**Short problem**: Print all entries word for word.

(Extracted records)

^^^^^^^^

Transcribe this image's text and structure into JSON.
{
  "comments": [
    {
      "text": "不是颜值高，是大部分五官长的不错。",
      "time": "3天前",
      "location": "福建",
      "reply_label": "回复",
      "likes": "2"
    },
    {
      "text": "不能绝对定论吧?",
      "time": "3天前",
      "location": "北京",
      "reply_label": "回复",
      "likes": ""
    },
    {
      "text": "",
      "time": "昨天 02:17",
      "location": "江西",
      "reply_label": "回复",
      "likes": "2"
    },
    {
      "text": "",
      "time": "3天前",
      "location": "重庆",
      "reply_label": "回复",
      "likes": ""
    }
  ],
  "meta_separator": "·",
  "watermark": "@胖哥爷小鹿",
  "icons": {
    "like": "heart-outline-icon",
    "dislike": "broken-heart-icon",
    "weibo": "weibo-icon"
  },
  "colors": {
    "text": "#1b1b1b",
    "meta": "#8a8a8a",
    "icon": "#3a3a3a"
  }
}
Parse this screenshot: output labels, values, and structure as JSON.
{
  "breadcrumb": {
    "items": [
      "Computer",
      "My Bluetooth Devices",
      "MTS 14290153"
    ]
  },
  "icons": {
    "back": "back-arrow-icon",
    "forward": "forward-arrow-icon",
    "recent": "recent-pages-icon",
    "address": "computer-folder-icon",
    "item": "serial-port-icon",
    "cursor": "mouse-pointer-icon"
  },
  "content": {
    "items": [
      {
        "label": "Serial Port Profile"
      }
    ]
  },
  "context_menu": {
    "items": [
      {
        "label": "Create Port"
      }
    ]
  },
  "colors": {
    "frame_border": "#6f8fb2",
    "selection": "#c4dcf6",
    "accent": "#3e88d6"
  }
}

^^^^^^^^

**Solution to this problem**:
Transcribe this image's text and structure into JSON.
{
  "comments": [
    {
      "text": "不是颜值高，是大部分五官长的不错。",
      "time": "3天前",
      "location": "福建",
      "reply_label": "回复",
      "likes": "2"
    },
    {
      "text": "不能绝对定论吧?",
      "time": "3天前",
      "location": "北京",
      "reply_label": "回复",
      "likes": ""
    },
    {
      "text": "",
      "time": "昨天 02:17",
      "location": "江西",
      "reply_label": "回复",
      "likes": "2"
    },
    {
      "text": "",
      "time": "3天前",
      "location": "重庆",
      "reply_label": "回复",
      "likes": ""
    }
  ],
  "meta_separator": "·",
  "watermark": "@胖哥爷小鹿",
  "icons": {
    "like": "heart-outline-icon",
    "dislike": "broken-heart-icon",
    "weibo": "weibo-icon"
  },
  "colors": {
    "text": "#1b1b1b",
    "meta": "#8a8a8a",
    "icon": "#3a3a3a"
  }
}
Parse this screenshot: output labels, values, and structure as JSON.
{
  "breadcrumb": {
    "items": [
      "Computer",
      "My Bluetooth Devices",
      "MTS 14290153"
    ]
  },
  "icons": {
    "back": "back-arrow-icon",
    "forward": "forward-arrow-icon",
    "recent": "recent-pages-icon",
    "address": "computer-folder-icon",
    "item": "serial-port-icon",
    "cursor": "mouse-pointer-icon"
  },
  "content": {
    "items": [
      {
        "label": "Serial Port Profile"
      }
    ]
  },
  "context_menu": {
    "items": [
      {
        "label": "Create Port"
      }
    ]
  },
  "colors": {
    "frame_border": "#6f8fb2",
    "selection": "#c4dcf6",
    "accent": "#3e88d6"
  }
}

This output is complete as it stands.